#### [Task directions]
Below is a block of data; give all of it again word for word.

#### [Task inputs]
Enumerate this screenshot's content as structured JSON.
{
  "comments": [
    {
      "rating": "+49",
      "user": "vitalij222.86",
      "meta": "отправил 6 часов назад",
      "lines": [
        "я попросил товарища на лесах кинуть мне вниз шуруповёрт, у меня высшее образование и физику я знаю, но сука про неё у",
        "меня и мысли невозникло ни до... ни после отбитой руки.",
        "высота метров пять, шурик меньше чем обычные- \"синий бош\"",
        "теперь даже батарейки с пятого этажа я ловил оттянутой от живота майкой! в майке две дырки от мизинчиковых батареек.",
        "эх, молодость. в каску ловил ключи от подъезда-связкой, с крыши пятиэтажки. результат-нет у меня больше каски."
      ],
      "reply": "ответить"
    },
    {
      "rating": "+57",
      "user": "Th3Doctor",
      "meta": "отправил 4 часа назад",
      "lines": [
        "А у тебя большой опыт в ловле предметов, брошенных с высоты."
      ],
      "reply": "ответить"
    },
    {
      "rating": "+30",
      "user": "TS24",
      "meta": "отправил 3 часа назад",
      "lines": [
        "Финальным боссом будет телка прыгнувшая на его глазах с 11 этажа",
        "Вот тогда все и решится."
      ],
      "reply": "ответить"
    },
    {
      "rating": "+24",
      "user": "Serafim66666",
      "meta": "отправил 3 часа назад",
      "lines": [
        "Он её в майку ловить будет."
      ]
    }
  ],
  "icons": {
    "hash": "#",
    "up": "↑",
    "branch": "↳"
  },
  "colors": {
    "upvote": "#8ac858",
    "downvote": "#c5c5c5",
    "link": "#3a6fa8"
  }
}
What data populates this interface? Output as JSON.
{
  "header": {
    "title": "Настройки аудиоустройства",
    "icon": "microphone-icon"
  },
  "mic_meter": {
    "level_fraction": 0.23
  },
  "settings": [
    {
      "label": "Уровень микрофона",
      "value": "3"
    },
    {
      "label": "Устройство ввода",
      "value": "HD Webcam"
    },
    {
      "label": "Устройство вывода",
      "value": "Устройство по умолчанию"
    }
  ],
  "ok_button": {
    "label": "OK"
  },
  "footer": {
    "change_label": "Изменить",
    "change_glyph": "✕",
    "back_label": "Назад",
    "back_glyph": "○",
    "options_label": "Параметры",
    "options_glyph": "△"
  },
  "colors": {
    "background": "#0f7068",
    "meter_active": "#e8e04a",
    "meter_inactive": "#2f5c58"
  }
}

#### [Finished answer]
Enumerate this screenshot's content as structured JSON.
{
  "comments": [
    {
      "rating": "+49",
      "user": "vitalij222.86",
      "meta": "отправил 6 часов назад",
      "lines": [
        "я попросил товарища на лесах кинуть мне вниз шуруповёрт, у меня высшее образование и физику я знаю, но сука про неё у",
        "меня и мысли невозникло ни до... ни после отбитой руки.",
        "высота метров пять, шурик меньше чем обычные- \"синий бош\"",
        "теперь даже батарейки с пятого этажа я ловил оттянутой от живота майкой! в майке две дырки от мизинчиковых батареек.",
        "эх, молодость. в каску ловил ключи от подъезда-связкой, с крыши пятиэтажки. результат-нет у меня больше каски."
      ],
      "reply": "ответить"
    },
    {
      "rating": "+57",
      "user": "Th3Doctor",
      "meta": "отправил 4 часа назад",
      "lines": [
        "А у тебя большой опыт в ловле предметов, брошенных с высоты."
      ],
      "reply": "ответить"
    },
    {
      "rating": "+30",
      "user": "TS24",
      "meta": "отправил 3 часа назад",
      "lines": [
        "Финальным боссом будет телка прыгнувшая на его глазах с 11 этажа",
        "Вот тогда все и решится."
      ],
      "reply": "ответить"
    },
    {
      "rating": "+24",
      "user": "Serafim66666",
      "meta": "отправил 3 часа назад",
      "lines": [
        "Он её в майку ловить будет."
      ]
    }
  ],
  "icons": {
    "hash": "#",
    "up": "↑",
    "branch": "↳"
  },
  "colors": {
    "upvote": "#8ac858",
    "downvote": "#c5c5c5",
    "link": "#3a6fa8"
  }
}
What data populates this interface? Output as JSON.
{
  "header": {
    "title": "Настройки аудиоустройства",
    "icon": "microphone-icon"
  },
  "mic_meter": {
    "level_fraction": 0.23
  },
  "settings": [
    {
      "label": "Уровень микрофона",
      "value": "3"
    },
    {
      "label": "Устройство ввода",
      "value": "HD Webcam"
    },
    {
      "label": "Устройство вывода",
      "value": "Устройство по умолчанию"
    }
  ],
  "ok_button": {
    "label": "OK"
  },
  "footer": {
    "change_label": "Изменить",
    "change_glyph": "✕",
    "back_label": "Назад",
    "back_glyph": "○",
    "options_label": "Параметры",
    "options_glyph": "△"
  },
  "colors": {
    "background": "#0f7068",
    "meter_active": "#e8e04a",
    "meter_inactive": "#2f5c58"
  }
}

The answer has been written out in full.